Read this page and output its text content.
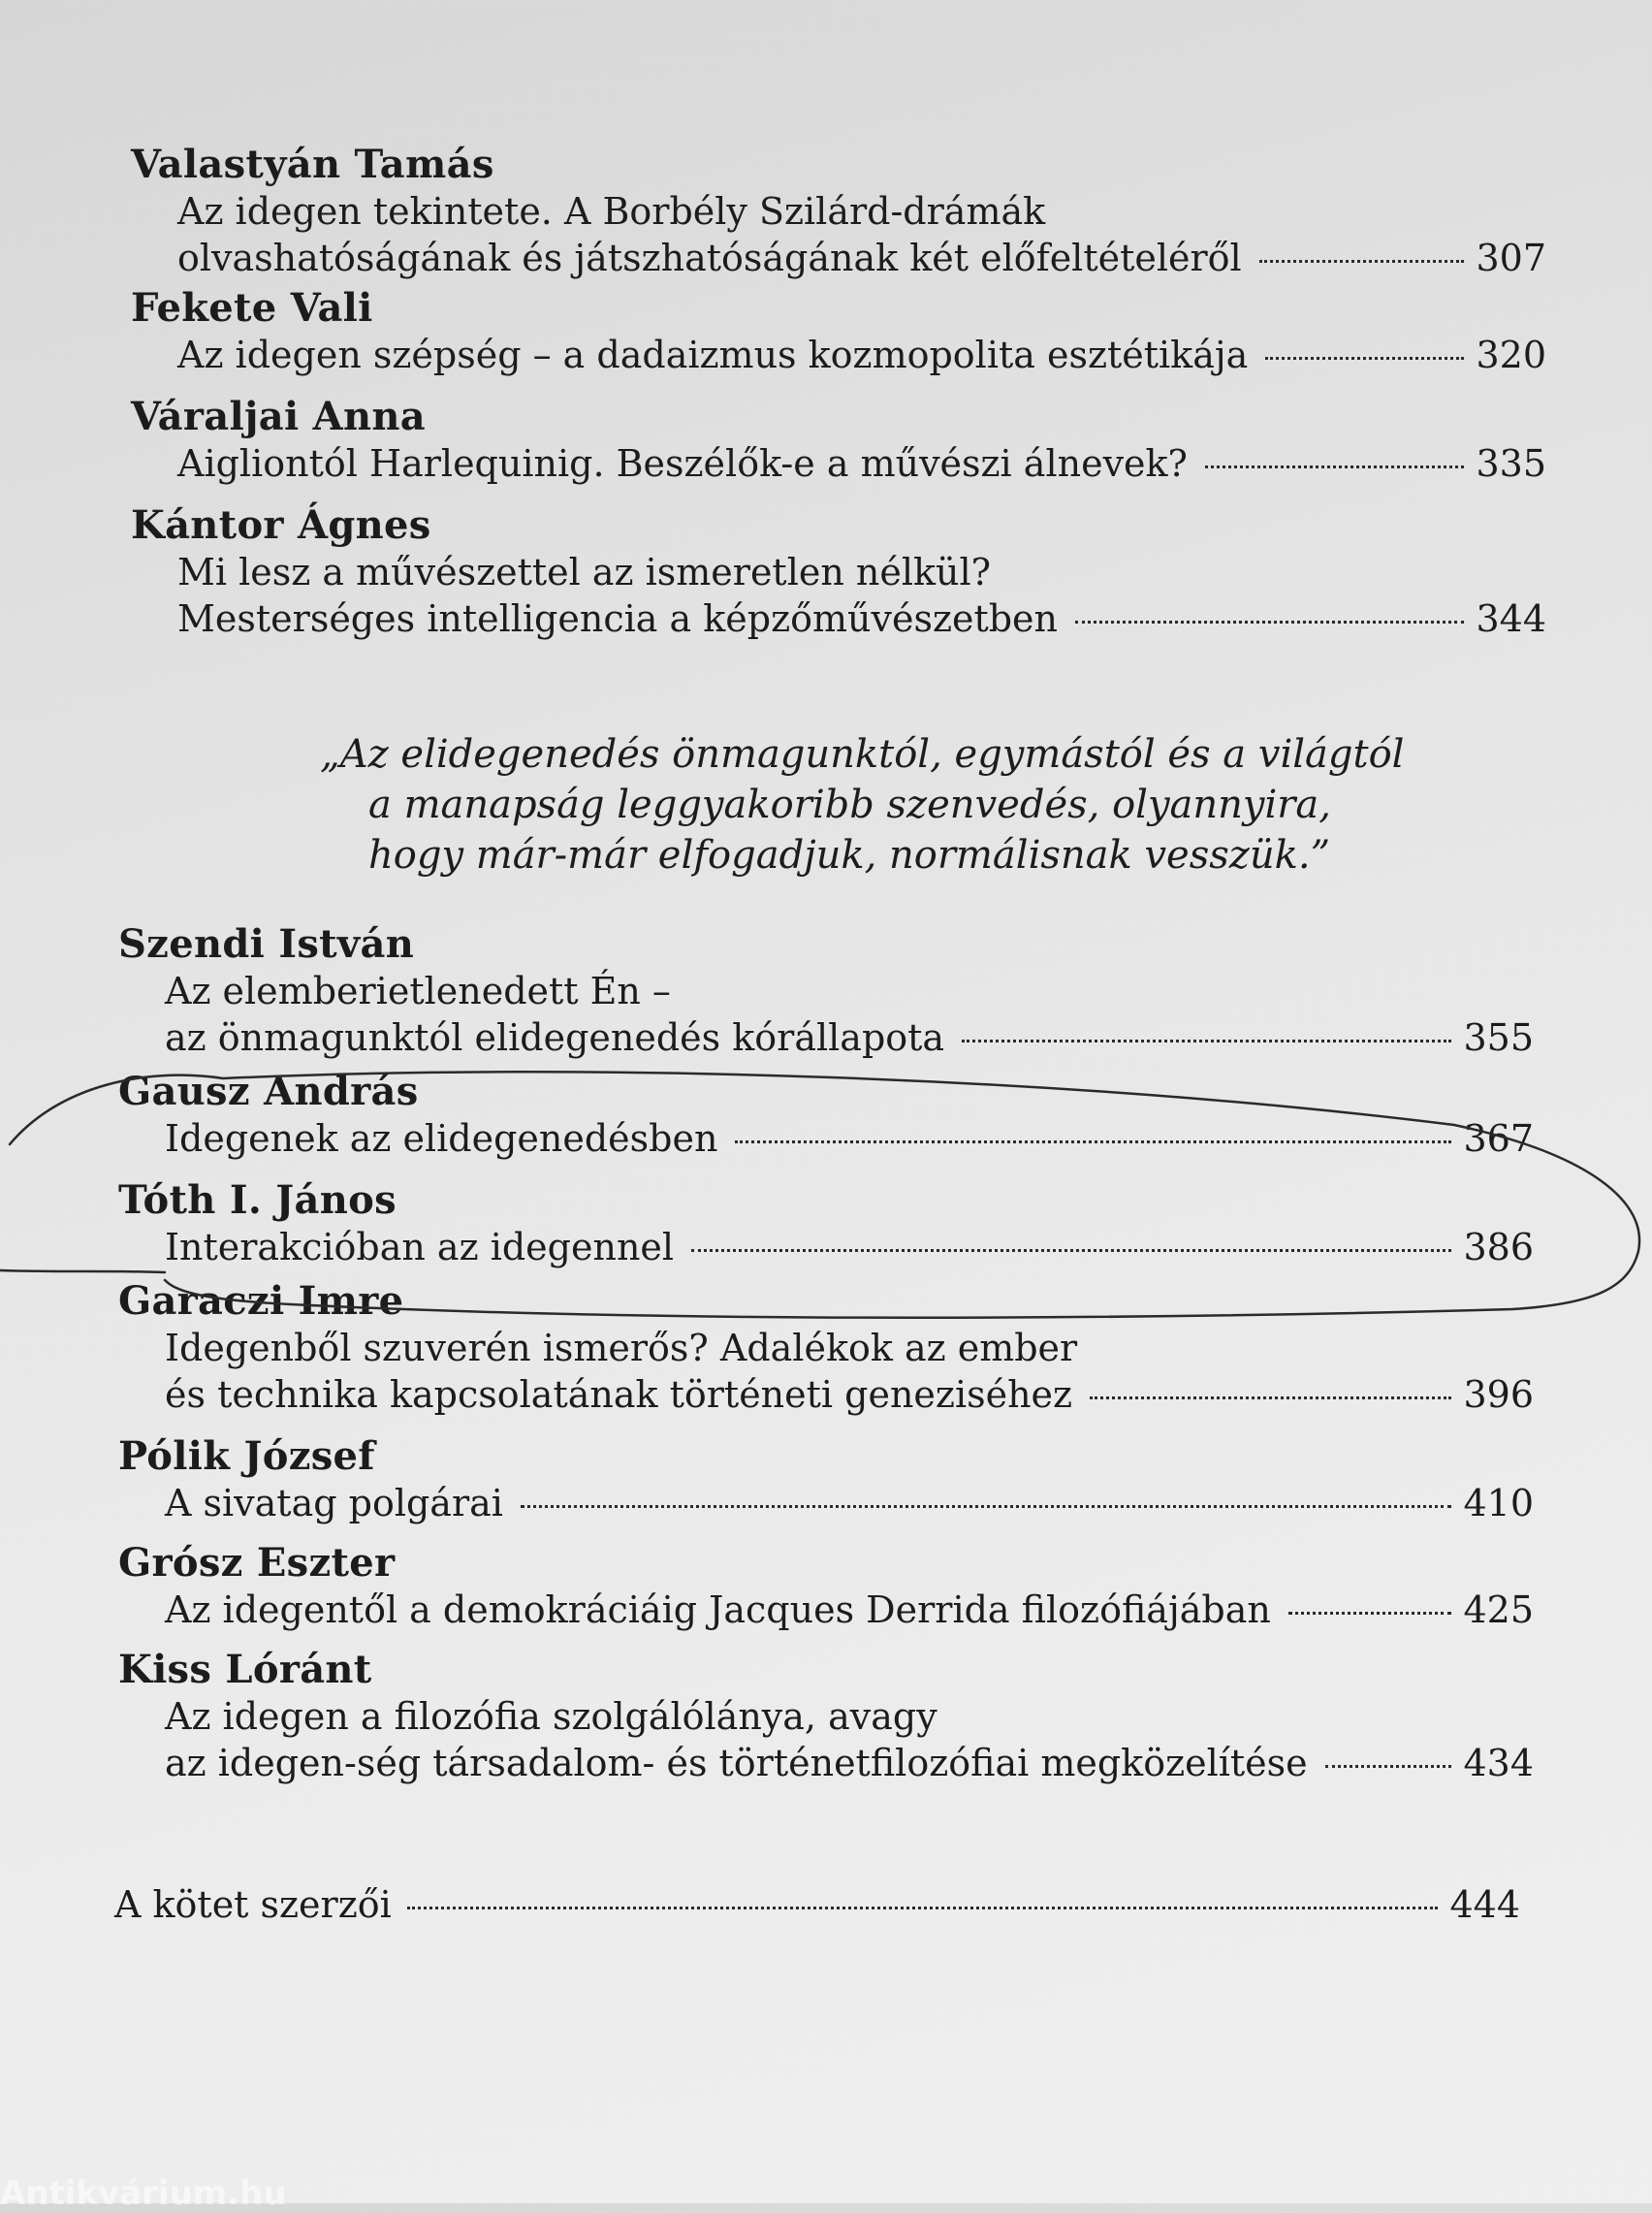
Valastyán Tamás
Az idegen tekintete. A Borbély Szilárd-drámák
olvashatóságának és játszhatóságának két előfeltételéről	307
Fekete Vali
Az idegen szépség – a dadaizmus kozmopolita esztétikája	320
Váraljai Anna
Aigliontól Harlequinig. Beszélők-e a művészi álnevek?	335
Kántor Ágnes
Mi lesz a művészettel az ismeretlen nélkül?
Mesterséges intelligencia a képzőművészetben	344
„Az elidegenedés önmagunktól, egymástól és a világtól
a manapság leggyakoribb szenvedés, olyannyira,
hogy már-már elfogadjuk, normálisnak vesszük.”
Szendi István
Az elemberietlenedett Én –
az önmagunktól elidegenedés kórállapota	355
Gausz András
Idegenek az elidegenedésben	367
Tóth I. János
Interakcióban az idegennel	386
Garaczi Imre
Idegenből szuverén ismerős? Adalékok az ember
és technika kapcsolatának történeti geneziséhez	396
Pólik József
A sivatag polgárai	410
Grósz Eszter
Az idegentől a demokráciáig Jacques Derrida filozófiájában	425
Kiss Lóránt
Az idegen a filozófia szolgálólánya, avagy
az idegen-ség társadalom- és történetfilozófiai megközelítése	434
A kötet szerzői	444
Antikvárium.hu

######

(WHAT YOU NEED TO DO):
Will you set down the records word for word while leaving out every picture?

(FINISHED TASK):
Read this page and output its text content.
Valastyán Tamás
Az idegen tekintete. A Borbély Szilárd-drámák
olvashatóságának és játszhatóságának két előfeltételéről	307
Fekete Vali
Az idegen szépség – a dadaizmus kozmopolita esztétikája	320
Váraljai Anna
Aigliontól Harlequinig. Beszélők-e a művészi álnevek?	335
Kántor Ágnes
Mi lesz a művészettel az ismeretlen nélkül?
Mesterséges intelligencia a képzőművészetben	344
„Az elidegenedés önmagunktól, egymástól és a világtól
a manapság leggyakoribb szenvedés, olyannyira,
hogy már-már elfogadjuk, normálisnak vesszük.”
Szendi István
Az elemberietlenedett Én –
az önmagunktól elidegenedés kórállapota	355
Gausz András
Idegenek az elidegenedésben	367
Tóth I. János
Interakcióban az idegennel	386
Garaczi Imre
Idegenből szuverén ismerős? Adalékok az ember
és technika kapcsolatának történeti geneziséhez	396
Pólik József
A sivatag polgárai	410
Grósz Eszter
Az idegentől a demokráciáig Jacques Derrida filozófiájában	425
Kiss Lóránt
Az idegen a filozófia szolgálólánya, avagy
az idegen-ség társadalom- és történetfilozófiai megközelítése	434
A kötet szerzői	444
Antikvárium.hu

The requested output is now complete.